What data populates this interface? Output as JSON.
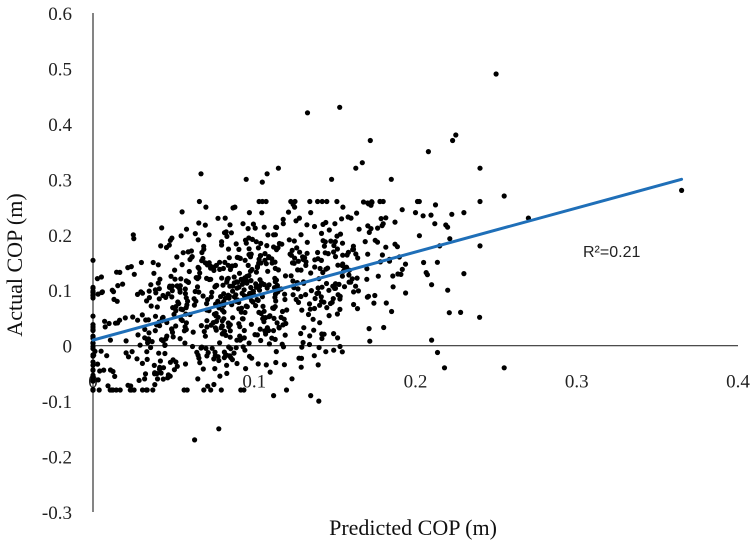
{
  "chart_data": {
    "type": "scatter",
    "title": "",
    "xlabel": "Predicted COP (m)",
    "ylabel": "Actual COP (m)",
    "xlim": [
      0,
      0.4
    ],
    "ylim": [
      -0.3,
      0.6
    ],
    "x_ticks": [
      "0",
      "0.1",
      "0.2",
      "0.3",
      "0.4"
    ],
    "y_ticks": [
      "-0.3",
      "-0.2",
      "-0.1",
      "0",
      "0.1",
      "0.2",
      "0.3",
      "0.4",
      "0.5",
      "0.6"
    ],
    "grid": false,
    "legend": "none",
    "point_color": "#000000",
    "trendline": {
      "x": [
        0.0,
        0.365
      ],
      "y": [
        0.01,
        0.3
      ],
      "color": "#1F6FB8"
    },
    "annotation": "R²=0.21",
    "series": [
      {
        "x": [
          0.25,
          0.153,
          0.133,
          0.225,
          0.223,
          0.172,
          0.208,
          0.24,
          0.115,
          0.108,
          0.167,
          0.163,
          0.148,
          0.185,
          0.105,
          0.095,
          0.067,
          0.365,
          0.27,
          0.255,
          0.23,
          0.212,
          0.2,
          0.18,
          0.215,
          0.23,
          0.21,
          0.22,
          0.228,
          0.205,
          0.19,
          0.025,
          0.012,
          0.015,
          0.005,
          0.21,
          0.255,
          0.218,
          0.14,
          0.135,
          0.063,
          0.078,
          0.112,
          0.12,
          0.065,
          0.075,
          0.083,
          0.048,
          0.04,
          0.032,
          0.022,
          0.125,
          0.128,
          0.118,
          0.103,
          0.097,
          0.112,
          0.07,
          0.03,
          0.042,
          0.058,
          0.072,
          0.093,
          0.135,
          0.15,
          0.155,
          0.165,
          0.175,
          0.16,
          0.145,
          0.088,
          0.082,
          0.048,
          0.052,
          0.02,
          0.01
        ],
        "y": [
          0.49,
          0.43,
          0.42,
          0.38,
          0.37,
          0.37,
          0.35,
          0.32,
          0.32,
          0.31,
          0.33,
          0.32,
          0.3,
          0.3,
          0.295,
          0.3,
          0.31,
          0.28,
          0.23,
          0.27,
          0.24,
          0.22,
          0.24,
          0.22,
          0.18,
          0.13,
          0.11,
          0.1,
          0.06,
          0.15,
          0.16,
          0.2,
          0.1,
          0.08,
          -0.01,
          0.01,
          -0.04,
          -0.04,
          -0.1,
          -0.09,
          -0.17,
          -0.15,
          -0.09,
          -0.08,
          -0.06,
          -0.07,
          -0.05,
          -0.03,
          -0.06,
          -0.06,
          -0.02,
          0.25,
          0.23,
          0.22,
          0.26,
          0.24,
          0.2,
          0.25,
          0.15,
          0.18,
          0.21,
          0.2,
          0.22,
          0.24,
          0.22,
          0.25,
          0.21,
          0.19,
          0.23,
          0.26,
          0.25,
          0.23,
          0.19,
          0.16,
          0.05,
          0.04
        ],
        "cluster": {
          "count": 800,
          "x_center": 0.09,
          "y_center": 0.08,
          "x_spread": 0.055,
          "y_spread": 0.075,
          "x_range": [
            0.0,
            0.24
          ],
          "y_range": [
            -0.08,
            0.26
          ]
        }
      }
    ]
  }
}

▸ **Directions for this task**
From the listing, extract all text exactly as given and drop any picture.

▸ **Right answer**
What data populates this interface? Output as JSON.
{
  "chart_data": {
    "type": "scatter",
    "title": "",
    "xlabel": "Predicted COP (m)",
    "ylabel": "Actual COP (m)",
    "xlim": [
      0,
      0.4
    ],
    "ylim": [
      -0.3,
      0.6
    ],
    "x_ticks": [
      "0",
      "0.1",
      "0.2",
      "0.3",
      "0.4"
    ],
    "y_ticks": [
      "-0.3",
      "-0.2",
      "-0.1",
      "0",
      "0.1",
      "0.2",
      "0.3",
      "0.4",
      "0.5",
      "0.6"
    ],
    "grid": false,
    "legend": "none",
    "point_color": "#000000",
    "trendline": {
      "x": [
        0.0,
        0.365
      ],
      "y": [
        0.01,
        0.3
      ],
      "color": "#1F6FB8"
    },
    "annotation": "R²=0.21",
    "series": [
      {
        "x": [
          0.25,
          0.153,
          0.133,
          0.225,
          0.223,
          0.172,
          0.208,
          0.24,
          0.115,
          0.108,
          0.167,
          0.163,
          0.148,
          0.185,
          0.105,
          0.095,
          0.067,
          0.365,
          0.27,
          0.255,
          0.23,
          0.212,
          0.2,
          0.18,
          0.215,
          0.23,
          0.21,
          0.22,
          0.228,
          0.205,
          0.19,
          0.025,
          0.012,
          0.015,
          0.005,
          0.21,
          0.255,
          0.218,
          0.14,
          0.135,
          0.063,
          0.078,
          0.112,
          0.12,
          0.065,
          0.075,
          0.083,
          0.048,
          0.04,
          0.032,
          0.022,
          0.125,
          0.128,
          0.118,
          0.103,
          0.097,
          0.112,
          0.07,
          0.03,
          0.042,
          0.058,
          0.072,
          0.093,
          0.135,
          0.15,
          0.155,
          0.165,
          0.175,
          0.16,
          0.145,
          0.088,
          0.082,
          0.048,
          0.052,
          0.02,
          0.01
        ],
        "y": [
          0.49,
          0.43,
          0.42,
          0.38,
          0.37,
          0.37,
          0.35,
          0.32,
          0.32,
          0.31,
          0.33,
          0.32,
          0.3,
          0.3,
          0.295,
          0.3,
          0.31,
          0.28,
          0.23,
          0.27,
          0.24,
          0.22,
          0.24,
          0.22,
          0.18,
          0.13,
          0.11,
          0.1,
          0.06,
          0.15,
          0.16,
          0.2,
          0.1,
          0.08,
          -0.01,
          0.01,
          -0.04,
          -0.04,
          -0.1,
          -0.09,
          -0.17,
          -0.15,
          -0.09,
          -0.08,
          -0.06,
          -0.07,
          -0.05,
          -0.03,
          -0.06,
          -0.06,
          -0.02,
          0.25,
          0.23,
          0.22,
          0.26,
          0.24,
          0.2,
          0.25,
          0.15,
          0.18,
          0.21,
          0.2,
          0.22,
          0.24,
          0.22,
          0.25,
          0.21,
          0.19,
          0.23,
          0.26,
          0.25,
          0.23,
          0.19,
          0.16,
          0.05,
          0.04
        ],
        "cluster": {
          "count": 800,
          "x_center": 0.09,
          "y_center": 0.08,
          "x_spread": 0.055,
          "y_spread": 0.075,
          "x_range": [
            0.0,
            0.24
          ],
          "y_range": [
            -0.08,
            0.26
          ]
        }
      }
    ]
  }
}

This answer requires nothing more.